-- Stated task --
Retype the whole listing, please, keeping every line exact and dropping the pictures.

══════

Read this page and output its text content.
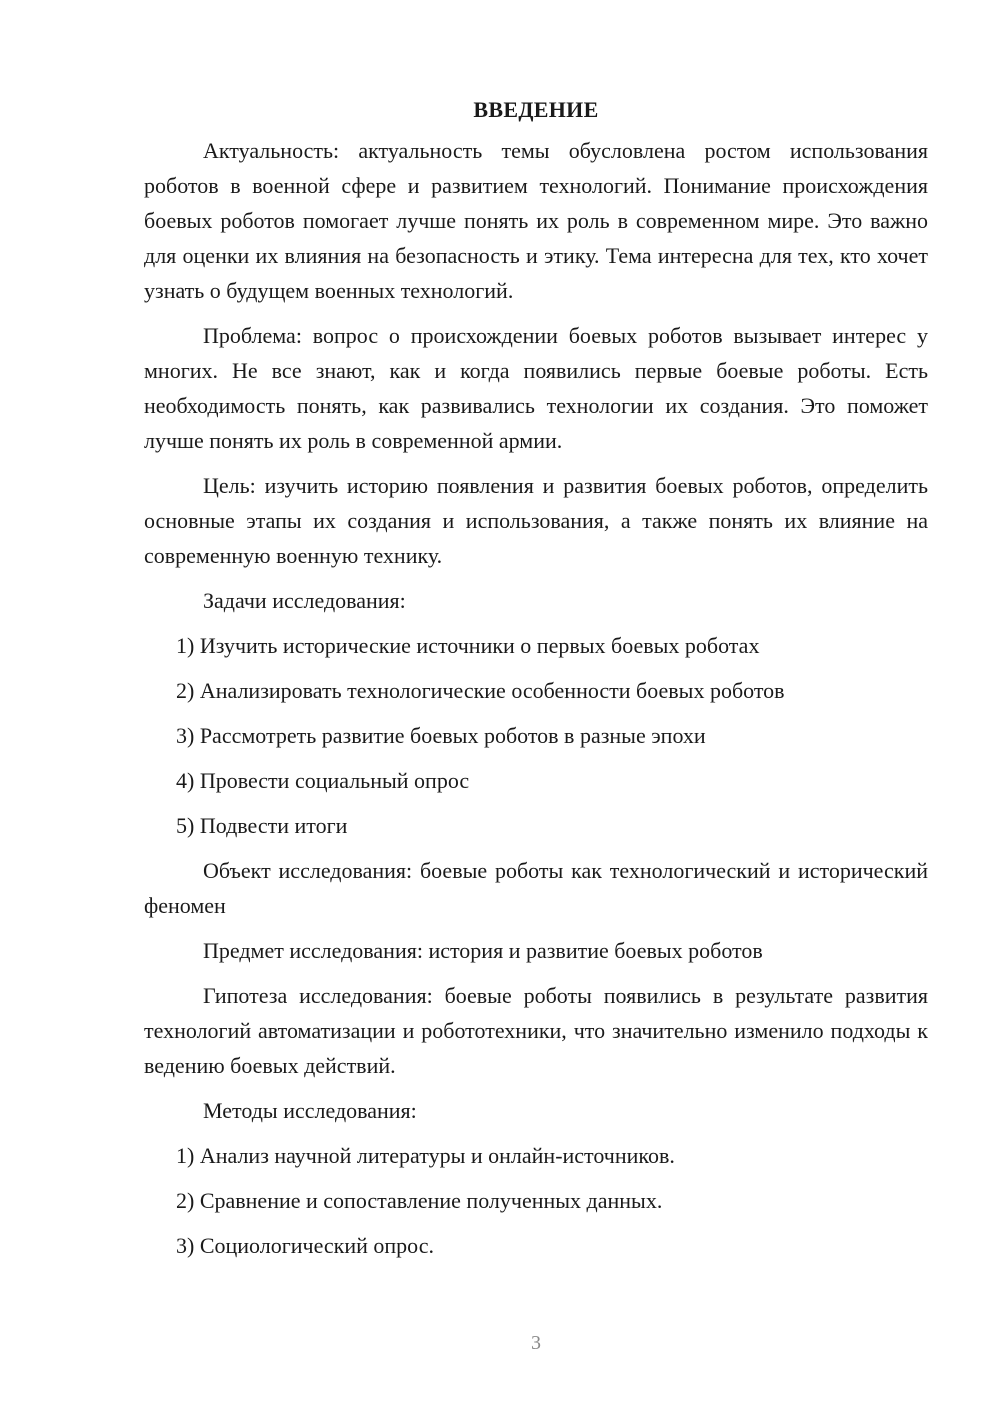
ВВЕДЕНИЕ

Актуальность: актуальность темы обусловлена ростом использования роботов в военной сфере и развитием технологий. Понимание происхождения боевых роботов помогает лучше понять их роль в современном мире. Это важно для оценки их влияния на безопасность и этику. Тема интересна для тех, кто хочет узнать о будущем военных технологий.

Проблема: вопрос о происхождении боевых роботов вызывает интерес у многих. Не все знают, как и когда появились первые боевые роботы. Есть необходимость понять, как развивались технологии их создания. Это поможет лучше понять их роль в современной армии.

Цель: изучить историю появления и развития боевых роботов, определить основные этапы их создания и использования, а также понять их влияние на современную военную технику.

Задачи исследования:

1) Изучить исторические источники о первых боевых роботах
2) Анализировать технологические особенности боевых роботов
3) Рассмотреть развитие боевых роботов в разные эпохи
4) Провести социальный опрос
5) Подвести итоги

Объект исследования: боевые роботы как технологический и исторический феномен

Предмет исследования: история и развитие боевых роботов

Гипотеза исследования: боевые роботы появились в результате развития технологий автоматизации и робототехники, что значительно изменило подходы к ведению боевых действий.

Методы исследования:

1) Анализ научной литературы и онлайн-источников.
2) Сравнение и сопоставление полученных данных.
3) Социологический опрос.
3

══════

-- Solved exercise --
Read this page and output its text content.
ВВЕДЕНИЕ

Актуальность: актуальность темы обусловлена ростом использования роботов в военной сфере и развитием технологий. Понимание происхождения боевых роботов помогает лучше понять их роль в современном мире. Это важно для оценки их влияния на безопасность и этику. Тема интересна для тех, кто хочет узнать о будущем военных технологий.

Проблема: вопрос о происхождении боевых роботов вызывает интерес у многих. Не все знают, как и когда появились первые боевые роботы. Есть необходимость понять, как развивались технологии их создания. Это поможет лучше понять их роль в современной армии.

Цель: изучить историю появления и развития боевых роботов, определить основные этапы их создания и использования, а также понять их влияние на современную военную технику.

Задачи исследования:

1) Изучить исторические источники о первых боевых роботах
2) Анализировать технологические особенности боевых роботов
3) Рассмотреть развитие боевых роботов в разные эпохи
4) Провести социальный опрос
5) Подвести итоги

Объект исследования: боевые роботы как технологический и исторический феномен

Предмет исследования: история и развитие боевых роботов

Гипотеза исследования: боевые роботы появились в результате развития технологий автоматизации и робототехники, что значительно изменило подходы к ведению боевых действий.

Методы исследования:

1) Анализ научной литературы и онлайн-источников.
2) Сравнение и сопоставление полученных данных.
3) Социологический опрос.
3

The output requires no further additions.